For the material that follows, list every line containing the word "with".

Supplied entries -
┌──
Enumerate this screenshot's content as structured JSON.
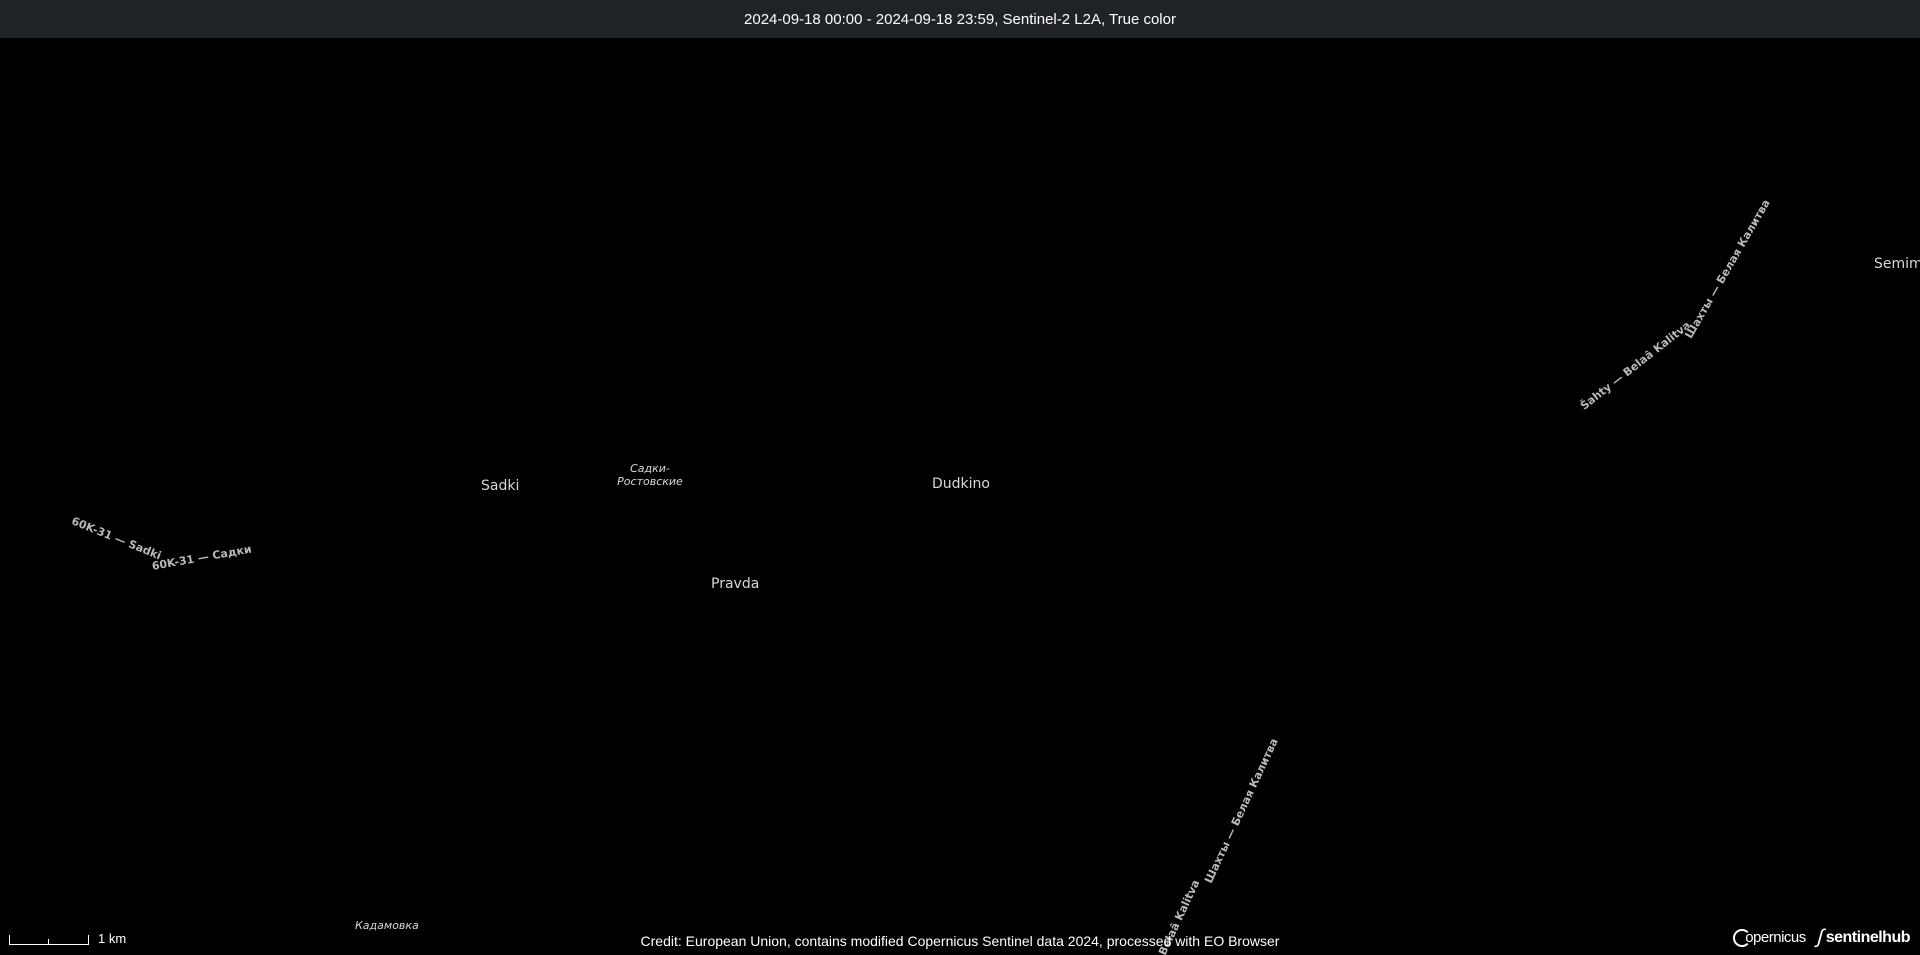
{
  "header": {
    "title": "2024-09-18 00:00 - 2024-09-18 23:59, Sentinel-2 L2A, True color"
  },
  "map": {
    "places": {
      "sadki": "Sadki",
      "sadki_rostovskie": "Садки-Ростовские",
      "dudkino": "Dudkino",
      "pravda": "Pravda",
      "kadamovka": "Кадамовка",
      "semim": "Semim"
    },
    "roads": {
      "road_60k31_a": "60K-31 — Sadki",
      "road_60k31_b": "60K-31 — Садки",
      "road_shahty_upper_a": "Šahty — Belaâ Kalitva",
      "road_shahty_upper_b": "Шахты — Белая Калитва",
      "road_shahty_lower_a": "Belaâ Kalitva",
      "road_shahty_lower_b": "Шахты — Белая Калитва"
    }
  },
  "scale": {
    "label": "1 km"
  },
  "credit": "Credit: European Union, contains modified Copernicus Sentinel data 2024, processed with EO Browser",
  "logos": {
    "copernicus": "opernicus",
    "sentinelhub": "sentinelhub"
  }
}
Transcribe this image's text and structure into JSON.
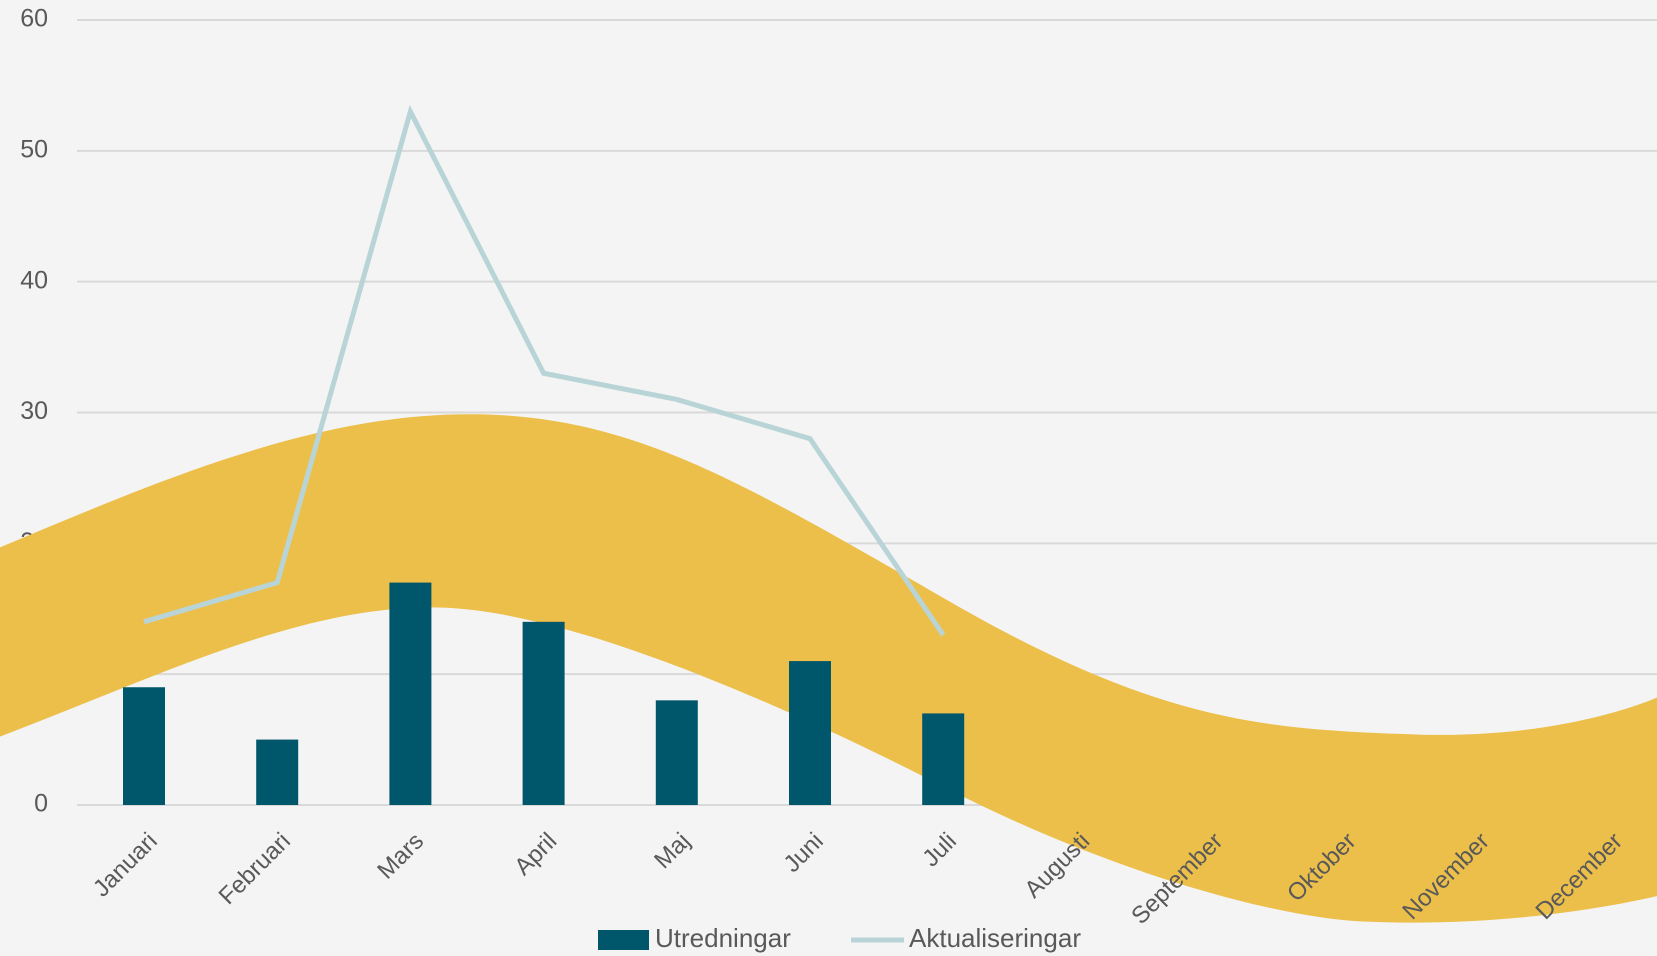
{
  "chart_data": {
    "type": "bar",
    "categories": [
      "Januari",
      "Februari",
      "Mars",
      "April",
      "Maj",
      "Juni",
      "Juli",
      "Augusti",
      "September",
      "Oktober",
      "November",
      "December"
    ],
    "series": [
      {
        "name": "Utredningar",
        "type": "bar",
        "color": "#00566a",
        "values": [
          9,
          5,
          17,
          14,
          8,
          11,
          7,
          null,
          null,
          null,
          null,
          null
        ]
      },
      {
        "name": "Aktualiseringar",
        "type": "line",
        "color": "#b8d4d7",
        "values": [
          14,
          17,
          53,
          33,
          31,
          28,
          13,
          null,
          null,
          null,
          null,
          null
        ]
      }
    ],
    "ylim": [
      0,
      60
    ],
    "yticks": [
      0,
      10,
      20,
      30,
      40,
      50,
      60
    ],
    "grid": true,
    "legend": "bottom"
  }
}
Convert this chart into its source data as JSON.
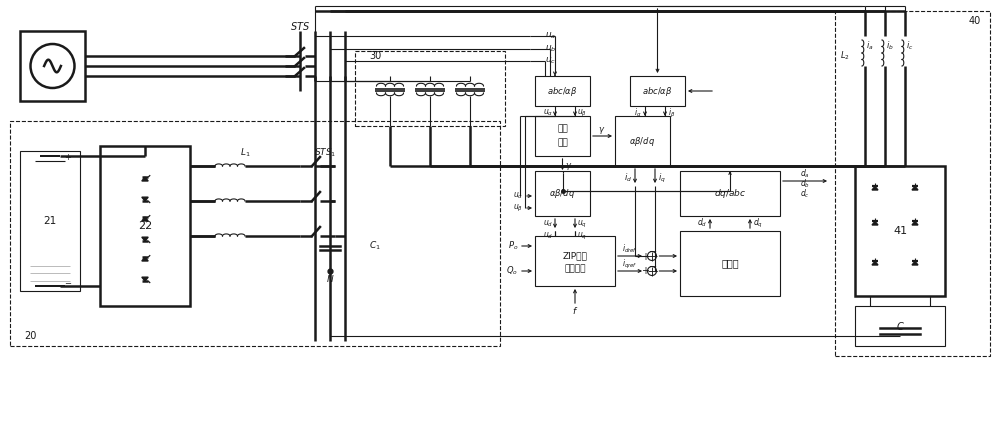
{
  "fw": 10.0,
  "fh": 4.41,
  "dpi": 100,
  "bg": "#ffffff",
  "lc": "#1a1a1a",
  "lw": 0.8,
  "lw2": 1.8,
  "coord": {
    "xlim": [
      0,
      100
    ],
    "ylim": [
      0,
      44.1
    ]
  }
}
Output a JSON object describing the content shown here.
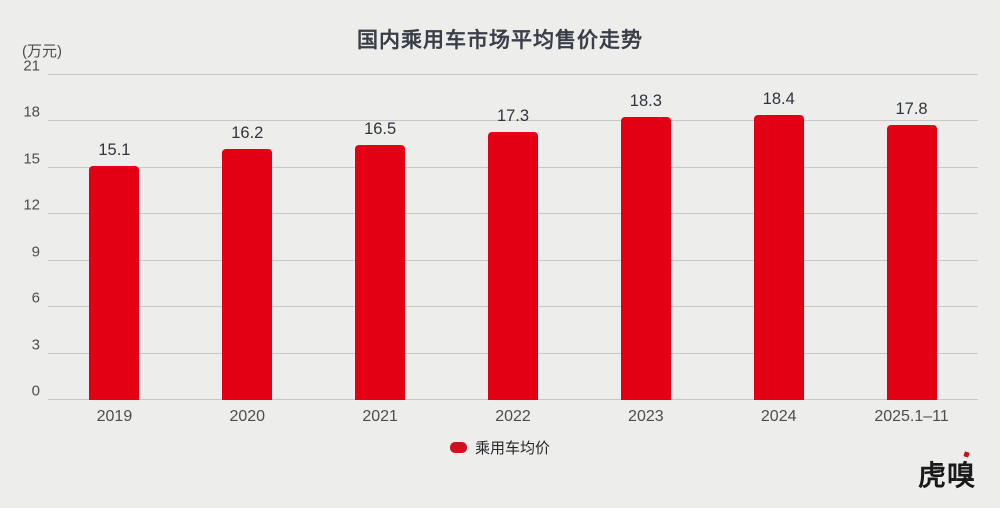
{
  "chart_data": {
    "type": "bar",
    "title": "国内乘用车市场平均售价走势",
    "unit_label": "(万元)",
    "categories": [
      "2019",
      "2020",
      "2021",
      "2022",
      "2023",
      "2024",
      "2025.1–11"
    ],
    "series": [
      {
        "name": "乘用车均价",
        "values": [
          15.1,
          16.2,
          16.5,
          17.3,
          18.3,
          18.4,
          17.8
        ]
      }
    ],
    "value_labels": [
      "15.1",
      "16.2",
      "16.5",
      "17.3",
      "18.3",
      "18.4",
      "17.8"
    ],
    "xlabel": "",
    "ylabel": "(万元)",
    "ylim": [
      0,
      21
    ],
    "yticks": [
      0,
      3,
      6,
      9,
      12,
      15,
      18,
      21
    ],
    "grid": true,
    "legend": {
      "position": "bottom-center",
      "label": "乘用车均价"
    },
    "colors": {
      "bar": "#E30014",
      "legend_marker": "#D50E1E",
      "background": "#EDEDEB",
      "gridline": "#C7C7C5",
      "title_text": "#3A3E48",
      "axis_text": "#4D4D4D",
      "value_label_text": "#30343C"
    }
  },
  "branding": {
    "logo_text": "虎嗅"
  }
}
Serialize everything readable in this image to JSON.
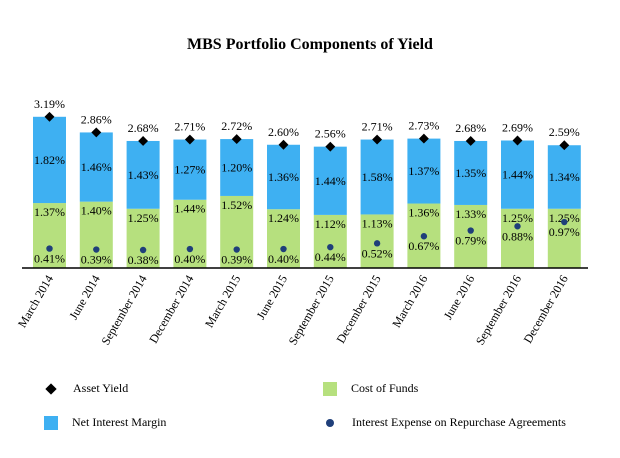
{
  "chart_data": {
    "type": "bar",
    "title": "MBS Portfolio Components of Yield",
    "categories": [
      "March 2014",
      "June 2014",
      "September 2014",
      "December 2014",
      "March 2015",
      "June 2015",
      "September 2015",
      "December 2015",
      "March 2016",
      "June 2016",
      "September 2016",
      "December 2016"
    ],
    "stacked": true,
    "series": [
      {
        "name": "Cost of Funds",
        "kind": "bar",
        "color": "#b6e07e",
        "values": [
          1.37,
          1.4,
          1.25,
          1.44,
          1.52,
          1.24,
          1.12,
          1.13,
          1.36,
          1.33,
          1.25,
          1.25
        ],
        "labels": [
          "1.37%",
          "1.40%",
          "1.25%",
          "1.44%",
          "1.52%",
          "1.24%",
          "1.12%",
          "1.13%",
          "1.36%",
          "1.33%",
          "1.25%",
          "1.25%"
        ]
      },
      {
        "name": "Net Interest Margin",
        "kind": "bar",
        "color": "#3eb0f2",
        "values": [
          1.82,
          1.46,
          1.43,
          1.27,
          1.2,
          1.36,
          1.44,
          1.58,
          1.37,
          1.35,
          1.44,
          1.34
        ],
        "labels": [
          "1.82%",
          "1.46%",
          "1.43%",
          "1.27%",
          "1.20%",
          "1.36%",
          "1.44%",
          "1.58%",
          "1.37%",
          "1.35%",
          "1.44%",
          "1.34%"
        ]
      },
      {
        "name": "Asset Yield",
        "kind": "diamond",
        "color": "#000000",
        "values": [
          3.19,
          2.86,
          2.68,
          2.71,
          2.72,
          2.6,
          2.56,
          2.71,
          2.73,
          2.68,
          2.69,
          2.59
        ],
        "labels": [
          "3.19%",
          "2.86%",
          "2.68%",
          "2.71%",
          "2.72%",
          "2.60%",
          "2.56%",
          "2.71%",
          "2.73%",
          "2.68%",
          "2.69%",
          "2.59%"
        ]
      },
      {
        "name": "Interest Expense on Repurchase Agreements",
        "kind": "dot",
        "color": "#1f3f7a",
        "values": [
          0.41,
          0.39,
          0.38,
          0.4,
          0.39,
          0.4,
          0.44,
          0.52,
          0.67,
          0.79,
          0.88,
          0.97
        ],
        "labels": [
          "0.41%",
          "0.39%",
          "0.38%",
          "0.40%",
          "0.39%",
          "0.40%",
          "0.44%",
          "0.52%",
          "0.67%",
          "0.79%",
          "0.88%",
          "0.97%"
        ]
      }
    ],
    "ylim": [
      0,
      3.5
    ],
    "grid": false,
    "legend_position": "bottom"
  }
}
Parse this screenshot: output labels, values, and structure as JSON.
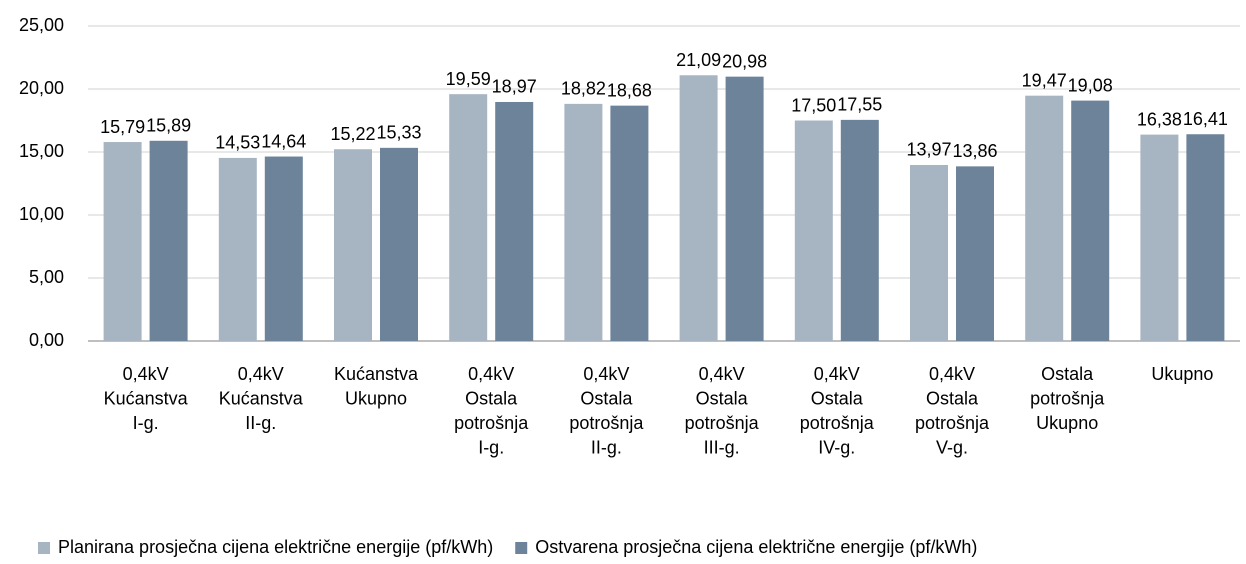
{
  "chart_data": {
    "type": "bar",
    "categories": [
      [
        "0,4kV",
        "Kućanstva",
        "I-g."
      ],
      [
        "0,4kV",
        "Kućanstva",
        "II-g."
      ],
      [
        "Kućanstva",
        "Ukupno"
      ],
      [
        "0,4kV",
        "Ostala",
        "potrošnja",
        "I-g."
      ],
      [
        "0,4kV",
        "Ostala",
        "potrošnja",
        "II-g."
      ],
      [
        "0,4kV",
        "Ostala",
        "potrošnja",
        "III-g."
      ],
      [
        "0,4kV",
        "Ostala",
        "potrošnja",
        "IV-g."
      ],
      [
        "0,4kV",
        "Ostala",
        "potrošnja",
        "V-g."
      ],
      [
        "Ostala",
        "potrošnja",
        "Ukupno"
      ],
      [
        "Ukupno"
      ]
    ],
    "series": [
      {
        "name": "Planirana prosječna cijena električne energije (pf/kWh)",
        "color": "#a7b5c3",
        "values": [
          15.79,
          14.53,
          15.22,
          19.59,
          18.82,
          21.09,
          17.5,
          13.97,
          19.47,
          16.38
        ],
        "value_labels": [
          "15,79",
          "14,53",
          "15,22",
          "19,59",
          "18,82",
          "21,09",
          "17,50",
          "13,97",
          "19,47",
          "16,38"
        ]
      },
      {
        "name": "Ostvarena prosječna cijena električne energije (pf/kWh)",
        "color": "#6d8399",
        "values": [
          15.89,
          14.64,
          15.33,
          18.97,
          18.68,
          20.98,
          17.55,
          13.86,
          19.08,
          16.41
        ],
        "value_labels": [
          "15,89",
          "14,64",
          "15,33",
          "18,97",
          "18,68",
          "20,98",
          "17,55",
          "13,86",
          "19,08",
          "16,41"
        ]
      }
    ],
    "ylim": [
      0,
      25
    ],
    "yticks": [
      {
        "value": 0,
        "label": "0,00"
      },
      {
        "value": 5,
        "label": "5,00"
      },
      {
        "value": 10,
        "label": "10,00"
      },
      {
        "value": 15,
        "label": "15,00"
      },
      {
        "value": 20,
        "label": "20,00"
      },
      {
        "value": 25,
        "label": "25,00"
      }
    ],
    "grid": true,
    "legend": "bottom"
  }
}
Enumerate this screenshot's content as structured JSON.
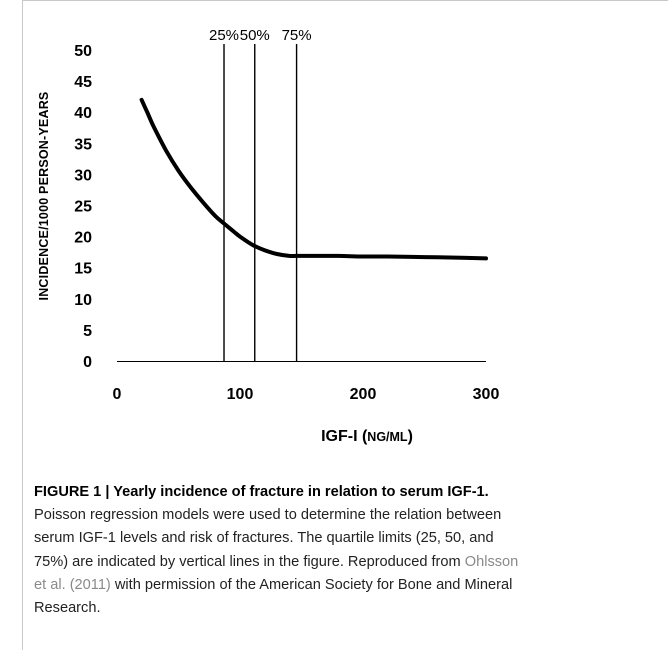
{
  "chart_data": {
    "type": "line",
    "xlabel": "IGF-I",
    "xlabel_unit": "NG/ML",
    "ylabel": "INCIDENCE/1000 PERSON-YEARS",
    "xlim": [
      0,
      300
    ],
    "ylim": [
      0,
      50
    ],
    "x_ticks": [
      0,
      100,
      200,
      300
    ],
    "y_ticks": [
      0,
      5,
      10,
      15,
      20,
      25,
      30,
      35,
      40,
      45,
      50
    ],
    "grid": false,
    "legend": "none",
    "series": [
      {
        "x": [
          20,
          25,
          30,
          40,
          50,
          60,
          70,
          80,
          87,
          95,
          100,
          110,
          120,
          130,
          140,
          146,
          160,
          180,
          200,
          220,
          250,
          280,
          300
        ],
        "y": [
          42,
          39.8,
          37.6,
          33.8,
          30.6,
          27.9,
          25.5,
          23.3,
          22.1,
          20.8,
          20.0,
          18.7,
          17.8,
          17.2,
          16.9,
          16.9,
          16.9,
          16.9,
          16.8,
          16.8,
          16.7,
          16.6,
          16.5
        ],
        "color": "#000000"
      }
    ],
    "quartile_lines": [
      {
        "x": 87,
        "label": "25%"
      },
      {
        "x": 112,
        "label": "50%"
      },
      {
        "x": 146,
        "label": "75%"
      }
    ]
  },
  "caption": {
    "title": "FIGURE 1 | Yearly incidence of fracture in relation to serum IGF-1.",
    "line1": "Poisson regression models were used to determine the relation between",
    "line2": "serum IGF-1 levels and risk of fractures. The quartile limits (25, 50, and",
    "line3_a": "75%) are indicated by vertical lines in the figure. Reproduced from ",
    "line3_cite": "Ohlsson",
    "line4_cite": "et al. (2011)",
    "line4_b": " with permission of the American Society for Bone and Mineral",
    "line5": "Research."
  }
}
└──
Answer in full -
  "credit": "Credit: European Union, contains modified Copernicus Sentinel data 2024, processed with EO Browser",
    "line4_b": " with permission of the American Society for Bone and Mineral",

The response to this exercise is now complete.